Stated task -> Print the data that follows exactly.

Task input ->
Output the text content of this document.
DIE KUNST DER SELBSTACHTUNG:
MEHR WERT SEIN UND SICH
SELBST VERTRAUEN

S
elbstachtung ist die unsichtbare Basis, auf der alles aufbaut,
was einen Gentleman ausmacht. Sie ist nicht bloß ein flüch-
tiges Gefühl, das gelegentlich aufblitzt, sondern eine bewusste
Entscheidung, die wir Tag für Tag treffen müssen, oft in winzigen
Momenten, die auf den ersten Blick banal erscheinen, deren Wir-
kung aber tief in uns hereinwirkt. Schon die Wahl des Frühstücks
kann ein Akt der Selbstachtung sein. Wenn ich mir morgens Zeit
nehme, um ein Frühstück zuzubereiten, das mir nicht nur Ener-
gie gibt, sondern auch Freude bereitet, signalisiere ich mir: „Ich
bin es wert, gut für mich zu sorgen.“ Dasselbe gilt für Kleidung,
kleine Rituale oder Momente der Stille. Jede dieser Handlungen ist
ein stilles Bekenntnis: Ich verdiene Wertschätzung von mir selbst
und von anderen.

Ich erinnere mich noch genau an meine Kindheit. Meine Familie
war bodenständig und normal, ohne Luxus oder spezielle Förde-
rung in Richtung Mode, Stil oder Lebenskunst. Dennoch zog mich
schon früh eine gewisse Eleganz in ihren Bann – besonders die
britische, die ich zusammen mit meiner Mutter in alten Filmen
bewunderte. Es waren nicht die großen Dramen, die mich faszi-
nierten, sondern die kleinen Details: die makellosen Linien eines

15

Response for this exercise ->
Output the text content of this document.
DIE KUNST DER SELBSTACHTUNG:
MEHR WERT SEIN UND SICH
SELBST VERTRAUEN

S
elbstachtung ist die unsichtbare Basis, auf der alles aufbaut,
was einen Gentleman ausmacht. Sie ist nicht bloß ein flüch-
tiges Gefühl, das gelegentlich aufblitzt, sondern eine bewusste
Entscheidung, die wir Tag für Tag treffen müssen, oft in winzigen
Momenten, die auf den ersten Blick banal erscheinen, deren Wir-
kung aber tief in uns hereinwirkt. Schon die Wahl des Frühstücks
kann ein Akt der Selbstachtung sein. Wenn ich mir morgens Zeit
nehme, um ein Frühstück zuzubereiten, das mir nicht nur Ener-
gie gibt, sondern auch Freude bereitet, signalisiere ich mir: „Ich
bin es wert, gut für mich zu sorgen.“ Dasselbe gilt für Kleidung,
kleine Rituale oder Momente der Stille. Jede dieser Handlungen ist
ein stilles Bekenntnis: Ich verdiene Wertschätzung von mir selbst
und von anderen.

Ich erinnere mich noch genau an meine Kindheit. Meine Familie
war bodenständig und normal, ohne Luxus oder spezielle Förde-
rung in Richtung Mode, Stil oder Lebenskunst. Dennoch zog mich
schon früh eine gewisse Eleganz in ihren Bann – besonders die
britische, die ich zusammen mit meiner Mutter in alten Filmen
bewunderte. Es waren nicht die großen Dramen, die mich faszi-
nierten, sondern die kleinen Details: die makellosen Linien eines

15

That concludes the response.